Set task:
Type every record exactly as it appears.

[START Given information]

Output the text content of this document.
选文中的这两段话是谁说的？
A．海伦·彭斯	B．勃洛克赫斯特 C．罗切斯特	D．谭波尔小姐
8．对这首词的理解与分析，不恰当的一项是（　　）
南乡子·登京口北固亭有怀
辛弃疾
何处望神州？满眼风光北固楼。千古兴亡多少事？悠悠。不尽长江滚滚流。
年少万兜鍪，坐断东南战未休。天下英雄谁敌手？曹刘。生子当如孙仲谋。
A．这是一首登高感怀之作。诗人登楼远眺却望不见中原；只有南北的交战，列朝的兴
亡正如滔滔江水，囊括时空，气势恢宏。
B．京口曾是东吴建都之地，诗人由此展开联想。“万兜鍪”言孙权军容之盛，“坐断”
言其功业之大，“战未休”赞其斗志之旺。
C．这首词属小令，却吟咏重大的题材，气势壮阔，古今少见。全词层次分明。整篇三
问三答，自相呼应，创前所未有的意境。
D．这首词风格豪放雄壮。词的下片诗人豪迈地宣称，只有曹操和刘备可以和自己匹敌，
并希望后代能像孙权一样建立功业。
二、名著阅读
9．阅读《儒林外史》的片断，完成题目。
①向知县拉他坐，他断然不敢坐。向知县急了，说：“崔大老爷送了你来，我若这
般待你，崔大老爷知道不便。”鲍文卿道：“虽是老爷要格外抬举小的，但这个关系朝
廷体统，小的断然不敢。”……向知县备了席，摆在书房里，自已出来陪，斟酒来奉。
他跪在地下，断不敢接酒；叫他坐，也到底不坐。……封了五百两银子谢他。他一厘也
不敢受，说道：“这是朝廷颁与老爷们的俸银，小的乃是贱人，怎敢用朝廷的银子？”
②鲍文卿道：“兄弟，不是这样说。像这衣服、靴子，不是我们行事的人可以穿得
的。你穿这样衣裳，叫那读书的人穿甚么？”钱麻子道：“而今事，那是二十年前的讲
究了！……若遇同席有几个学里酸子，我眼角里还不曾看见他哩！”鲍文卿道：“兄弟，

[END Given information]

Task response:
Output the text content of this document.
选文中的这两段话是谁说的？
A．海伦·彭斯	B．勃洛克赫斯特 C．罗切斯特	D．谭波尔小姐
8．对这首词的理解与分析，不恰当的一项是（　　）
南乡子·登京口北固亭有怀
辛弃疾
何处望神州？满眼风光北固楼。千古兴亡多少事？悠悠。不尽长江滚滚流。
年少万兜鍪，坐断东南战未休。天下英雄谁敌手？曹刘。生子当如孙仲谋。
A．这是一首登高感怀之作。诗人登楼远眺却望不见中原；只有南北的交战，列朝的兴
亡正如滔滔江水，囊括时空，气势恢宏。
B．京口曾是东吴建都之地，诗人由此展开联想。“万兜鍪”言孙权军容之盛，“坐断”
言其功业之大，“战未休”赞其斗志之旺。
C．这首词属小令，却吟咏重大的题材，气势壮阔，古今少见。全词层次分明。整篇三
问三答，自相呼应，创前所未有的意境。
D．这首词风格豪放雄壮。词的下片诗人豪迈地宣称，只有曹操和刘备可以和自己匹敌，
并希望后代能像孙权一样建立功业。
二、名著阅读
9．阅读《儒林外史》的片断，完成题目。
①向知县拉他坐，他断然不敢坐。向知县急了，说：“崔大老爷送了你来，我若这
般待你，崔大老爷知道不便。”鲍文卿道：“虽是老爷要格外抬举小的，但这个关系朝
廷体统，小的断然不敢。”……向知县备了席，摆在书房里，自已出来陪，斟酒来奉。
他跪在地下，断不敢接酒；叫他坐，也到底不坐。……封了五百两银子谢他。他一厘也
不敢受，说道：“这是朝廷颁与老爷们的俸银，小的乃是贱人，怎敢用朝廷的银子？”
②鲍文卿道：“兄弟，不是这样说。像这衣服、靴子，不是我们行事的人可以穿得
的。你穿这样衣裳，叫那读书的人穿甚么？”钱麻子道：“而今事，那是二十年前的讲
究了！……若遇同席有几个学里酸子，我眼角里还不曾看见他哩！”鲍文卿道：“兄弟，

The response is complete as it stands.